[THE TASK]: Can you output the records below exactly as they are written?

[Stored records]
* begin *

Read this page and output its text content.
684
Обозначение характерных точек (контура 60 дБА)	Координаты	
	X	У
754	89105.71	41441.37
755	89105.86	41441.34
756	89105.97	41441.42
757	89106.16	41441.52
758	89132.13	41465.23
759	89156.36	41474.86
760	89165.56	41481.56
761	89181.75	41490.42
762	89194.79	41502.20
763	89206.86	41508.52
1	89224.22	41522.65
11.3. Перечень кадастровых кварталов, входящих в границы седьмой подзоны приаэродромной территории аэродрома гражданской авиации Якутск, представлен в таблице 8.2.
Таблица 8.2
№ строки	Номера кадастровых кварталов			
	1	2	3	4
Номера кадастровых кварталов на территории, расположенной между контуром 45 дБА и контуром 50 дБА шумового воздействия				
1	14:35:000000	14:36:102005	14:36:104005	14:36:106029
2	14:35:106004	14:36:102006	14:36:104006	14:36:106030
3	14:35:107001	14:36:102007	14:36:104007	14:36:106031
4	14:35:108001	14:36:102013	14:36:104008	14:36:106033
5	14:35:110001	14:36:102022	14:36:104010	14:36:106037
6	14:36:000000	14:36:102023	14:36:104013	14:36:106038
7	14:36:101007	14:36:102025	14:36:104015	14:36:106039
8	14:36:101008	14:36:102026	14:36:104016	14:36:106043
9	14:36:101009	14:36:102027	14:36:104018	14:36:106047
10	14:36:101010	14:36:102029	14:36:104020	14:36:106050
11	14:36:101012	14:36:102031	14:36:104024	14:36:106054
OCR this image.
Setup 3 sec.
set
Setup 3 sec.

* end *

[THE REPLY]:
Read this page and output its text content.
684
Обозначение характерных точек (контура 60 дБА)	Координаты	
	X	У
754	89105.71	41441.37
755	89105.86	41441.34
756	89105.97	41441.42
757	89106.16	41441.52
758	89132.13	41465.23
759	89156.36	41474.86
760	89165.56	41481.56
761	89181.75	41490.42
762	89194.79	41502.20
763	89206.86	41508.52
1	89224.22	41522.65
11.3. Перечень кадастровых кварталов, входящих в границы седьмой подзоны приаэродромной территории аэродрома гражданской авиации Якутск, представлен в таблице 8.2.
Таблица 8.2
№ строки	Номера кадастровых кварталов			
	1	2	3	4
Номера кадастровых кварталов на территории, расположенной между контуром 45 дБА и контуром 50 дБА шумового воздействия				
1	14:35:000000	14:36:102005	14:36:104005	14:36:106029
2	14:35:106004	14:36:102006	14:36:104006	14:36:106030
3	14:35:107001	14:36:102007	14:36:104007	14:36:106031
4	14:35:108001	14:36:102013	14:36:104008	14:36:106033
5	14:35:110001	14:36:102022	14:36:104010	14:36:106037
6	14:36:000000	14:36:102023	14:36:104013	14:36:106038
7	14:36:101007	14:36:102025	14:36:104015	14:36:106039
8	14:36:101008	14:36:102026	14:36:104016	14:36:106043
9	14:36:101009	14:36:102027	14:36:104018	14:36:106047
10	14:36:101010	14:36:102029	14:36:104020	14:36:106050
11	14:36:101012	14:36:102031	14:36:104024	14:36:106054
OCR this image.
Setup 3 sec.
set
Setup 3 sec.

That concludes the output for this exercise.